* _What is asked_
Type out the complete listing below word for word, without its pictures.

* _Records for this exercise_
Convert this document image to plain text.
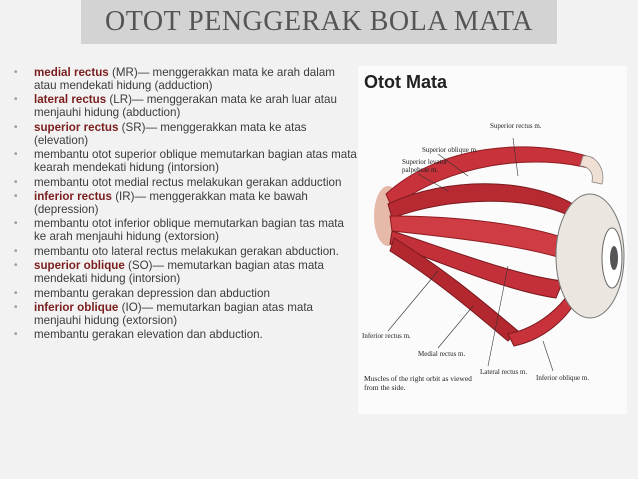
OTOT PENGGERAK BOLA MATA
• medial rectus (MR)— menggerakkan mata ke arah dalam atau mendekati hidung (adduction)
• lateral rectus (LR)— menggerakan mata ke arah luar atau menjauhi hidung (abduction)
• superior rectus (SR)— menggerakkan mata ke atas (elevation)
• membantu otot superior oblique memutarkan bagian atas mata kearah mendekati hidung (intorsion)
• membantu otot medial rectus melakukan gerakan adduction
• inferior rectus (IR)— menggerakkan mata ke bawah (depression)
• membantu otot inferior oblique memutarkan bagian tas mata ke arah menjauhi hidung (extorsion)
• membantu oto lateral rectus melakukan gerakan abduction.
• superior oblique (SO)— memutarkan bagian atas mata mendekati hidung (intorsion)
• membantu gerakan depression dan abduction
• inferior oblique (IO)— memutarkan bagian atas mata menjauhi hidung (extorsion)
• membantu gerakan elevation dan abduction.
Otot Mata
Superior rectus m.
Superior oblique m.
Superior levator palpebrae m.
Inferior rectus m.
Medial rectus m.
Lateral rectus m.
Inferior oblique m.
Muscles of the right orbit as viewed from the side.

* _Right answer_
Convert this document image to plain text.
OTOT PENGGERAK BOLA MATA
• medial rectus (MR)— menggerakkan mata ke arah dalam atau mendekati hidung (adduction)
• lateral rectus (LR)— menggerakan mata ke arah luar atau menjauhi hidung (abduction)
• superior rectus (SR)— menggerakkan mata ke atas (elevation)
• membantu otot superior oblique memutarkan bagian atas mata kearah mendekati hidung (intorsion)
• membantu otot medial rectus melakukan gerakan adduction
• inferior rectus (IR)— menggerakkan mata ke bawah (depression)
• membantu otot inferior oblique memutarkan bagian tas mata ke arah menjauhi hidung (extorsion)
• membantu oto lateral rectus melakukan gerakan abduction.
• superior oblique (SO)— memutarkan bagian atas mata mendekati hidung (intorsion)
• membantu gerakan depression dan abduction
• inferior oblique (IO)— memutarkan bagian atas mata menjauhi hidung (extorsion)
• membantu gerakan elevation dan abduction.
Otot Mata
Superior rectus m.
Superior oblique m.
Superior levator palpebrae m.
Inferior rectus m.
Medial rectus m.
Lateral rectus m.
Inferior oblique m.
Muscles of the right orbit as viewed from the side.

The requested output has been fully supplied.